• **SOURCE PASSAGE**
==============================

It is that original awareness, the primal state, that creates the process of consciousness. If it were not present, there would be no registry or history of existence at all. The process of consciousness is the history of existence. We continually concoct existence out of nothing in every frame of time that we create.

Awareness is the precursor of consciousness. Consciousness is not a thing, but a process of self-objectification that constantly creates the world anew each moment. Through thought, awareness becomes conscious and organizes matter into being.

noun: consciousness

The state of being awake and aware of one’s surroundings. The awareness or perception of something by a person. 

plural noun: consciousnesses: The fact of awareness by the mind of itself and the world.

Feel·ing

noun

noun: feeling; plural noun: feelings

the capacity to experience the sense of touch. The sensation of touching or being touched by a particular thing.

Per·cep·tion

noun: perception; plural noun: perceptions

the ability to see, hear, or become aware of something through the senses.

Perceptions are feelings that have come to consciousness and made self-aware.

The most elementary of things experience the sense of touch. If it did not, it would not react to or be influenced by another object. Without a rudimentary sense of self, an object would never know or be influenced by another. This sense need not be intellectual, but as simple as gravitational attraction and repulsion.

All remembrance is of the mind.

Perceptions are coded into matter with chemical compounds made from elemental particles and waves, then stored, and organized into related conceptions by thought. This is the process of experience.

Thought is the eternal spark that interprets the electrical pulses and links chemical changes.

Actions are organized thoughts made manifest, as thought becomes material by recording temporal changes upon material particles and chemicals. It constantly changes the universe within us and around us.

It is all a part of an eternal process where fundamental awareness creates and projects experience so that the world as we know it might exist and continue in this existential experience. 

Existence is a process, not a goal nor an end. The external world is composed of sound and light, mediums that are in essence vibratory. The elements themselves are not solid but composed of matter whose ultimate material nature is also vibratory.

==============================

Document structure recognition data:
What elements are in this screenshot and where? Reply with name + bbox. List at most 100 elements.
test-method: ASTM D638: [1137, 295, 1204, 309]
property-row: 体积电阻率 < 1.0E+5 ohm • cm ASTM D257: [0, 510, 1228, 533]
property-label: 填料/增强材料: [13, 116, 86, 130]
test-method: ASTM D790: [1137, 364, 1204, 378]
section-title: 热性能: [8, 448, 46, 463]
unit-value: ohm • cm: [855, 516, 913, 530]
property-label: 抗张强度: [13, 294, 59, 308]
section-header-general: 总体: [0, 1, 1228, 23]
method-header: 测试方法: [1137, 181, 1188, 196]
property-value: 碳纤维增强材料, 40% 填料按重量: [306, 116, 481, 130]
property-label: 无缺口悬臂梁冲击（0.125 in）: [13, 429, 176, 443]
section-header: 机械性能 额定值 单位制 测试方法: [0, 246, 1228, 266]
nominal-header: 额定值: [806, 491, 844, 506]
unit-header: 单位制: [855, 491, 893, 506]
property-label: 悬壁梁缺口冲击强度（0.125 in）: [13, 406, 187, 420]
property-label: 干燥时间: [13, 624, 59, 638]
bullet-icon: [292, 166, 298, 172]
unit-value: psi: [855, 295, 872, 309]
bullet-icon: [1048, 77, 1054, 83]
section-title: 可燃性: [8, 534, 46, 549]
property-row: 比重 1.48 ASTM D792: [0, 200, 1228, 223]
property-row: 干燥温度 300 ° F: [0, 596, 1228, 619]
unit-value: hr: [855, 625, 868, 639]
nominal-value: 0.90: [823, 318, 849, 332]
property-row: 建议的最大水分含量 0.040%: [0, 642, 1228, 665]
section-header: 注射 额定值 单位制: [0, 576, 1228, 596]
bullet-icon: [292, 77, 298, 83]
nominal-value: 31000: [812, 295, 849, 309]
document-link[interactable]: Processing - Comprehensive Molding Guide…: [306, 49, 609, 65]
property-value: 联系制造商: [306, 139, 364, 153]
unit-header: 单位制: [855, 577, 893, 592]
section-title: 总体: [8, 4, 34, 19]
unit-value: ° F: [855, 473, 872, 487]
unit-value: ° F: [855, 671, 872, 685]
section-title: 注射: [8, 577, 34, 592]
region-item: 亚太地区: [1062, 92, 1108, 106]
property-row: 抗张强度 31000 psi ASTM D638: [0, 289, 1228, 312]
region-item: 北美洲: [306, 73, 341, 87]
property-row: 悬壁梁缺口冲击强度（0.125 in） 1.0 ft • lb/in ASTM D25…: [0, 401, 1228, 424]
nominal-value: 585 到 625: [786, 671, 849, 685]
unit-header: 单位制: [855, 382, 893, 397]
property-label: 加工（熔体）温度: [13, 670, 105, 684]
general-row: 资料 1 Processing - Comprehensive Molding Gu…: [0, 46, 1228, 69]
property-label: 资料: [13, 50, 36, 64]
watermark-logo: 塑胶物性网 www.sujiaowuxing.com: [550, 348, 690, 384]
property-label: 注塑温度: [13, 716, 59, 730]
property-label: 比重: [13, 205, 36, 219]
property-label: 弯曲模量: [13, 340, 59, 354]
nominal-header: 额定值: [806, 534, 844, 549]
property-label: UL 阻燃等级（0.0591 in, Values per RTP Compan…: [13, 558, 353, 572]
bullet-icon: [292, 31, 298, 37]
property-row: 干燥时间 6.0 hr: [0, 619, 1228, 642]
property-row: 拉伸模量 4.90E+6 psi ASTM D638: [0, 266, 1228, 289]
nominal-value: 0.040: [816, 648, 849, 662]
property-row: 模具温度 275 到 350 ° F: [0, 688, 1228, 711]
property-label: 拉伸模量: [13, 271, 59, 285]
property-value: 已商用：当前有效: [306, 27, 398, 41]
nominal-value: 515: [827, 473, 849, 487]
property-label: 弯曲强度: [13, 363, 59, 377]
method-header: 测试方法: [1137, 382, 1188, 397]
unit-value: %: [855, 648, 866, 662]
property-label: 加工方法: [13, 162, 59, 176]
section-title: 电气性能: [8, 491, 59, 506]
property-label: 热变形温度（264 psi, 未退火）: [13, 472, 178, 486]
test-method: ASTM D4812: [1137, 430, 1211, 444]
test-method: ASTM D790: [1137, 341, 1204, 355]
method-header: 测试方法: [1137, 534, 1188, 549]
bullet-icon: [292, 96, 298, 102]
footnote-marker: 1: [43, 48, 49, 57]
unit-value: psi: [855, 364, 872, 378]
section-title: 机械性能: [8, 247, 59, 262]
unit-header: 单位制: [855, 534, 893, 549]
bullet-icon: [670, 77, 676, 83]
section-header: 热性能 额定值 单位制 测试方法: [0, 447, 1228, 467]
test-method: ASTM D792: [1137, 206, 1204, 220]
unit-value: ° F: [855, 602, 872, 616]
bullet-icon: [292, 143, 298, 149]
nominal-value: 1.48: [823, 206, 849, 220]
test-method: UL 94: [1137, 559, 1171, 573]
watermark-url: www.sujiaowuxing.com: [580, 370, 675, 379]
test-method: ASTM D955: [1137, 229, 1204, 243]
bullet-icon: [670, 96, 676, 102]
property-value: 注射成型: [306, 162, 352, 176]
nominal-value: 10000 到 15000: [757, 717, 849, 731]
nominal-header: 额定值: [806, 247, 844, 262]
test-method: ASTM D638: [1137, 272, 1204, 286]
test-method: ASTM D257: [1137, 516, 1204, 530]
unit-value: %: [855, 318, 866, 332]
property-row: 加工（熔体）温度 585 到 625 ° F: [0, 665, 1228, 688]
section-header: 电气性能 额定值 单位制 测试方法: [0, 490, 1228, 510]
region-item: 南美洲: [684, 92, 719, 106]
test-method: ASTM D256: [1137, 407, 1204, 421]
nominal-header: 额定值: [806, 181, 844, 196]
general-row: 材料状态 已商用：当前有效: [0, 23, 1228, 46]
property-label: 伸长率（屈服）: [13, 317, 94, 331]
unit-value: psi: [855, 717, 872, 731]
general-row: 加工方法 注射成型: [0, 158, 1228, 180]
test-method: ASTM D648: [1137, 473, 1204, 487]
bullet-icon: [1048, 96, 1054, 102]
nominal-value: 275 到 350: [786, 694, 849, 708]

==============================

• **WHAT TO DO**
**1)** In the passage on consciousness, what is named as the precursor of consciousness?
**2)** Write out the consciousness passage word for word, covering the stretch from "the capacity to" through "attraction and repulsion.".

• **SOLUTIONS**
**1)** Awareness.

**2)**
the capacity to experience the sense of touch. The sensation of touching or being touched by a particular thing.

Per·cep·tion

noun: perception; plural noun: perceptions

the ability to see, hear, or become aware of something through the senses.

Perceptions are feelings that have come to consciousness and made self-aware.

The most elementary of things experience the sense of touch. If it did not, it would not react to or be influenced by another object. Without a rudimentary sense of self, an object would never know or be influenced by another. This sense need not be intellectual, but as simple as gravitational attraction and repulsion.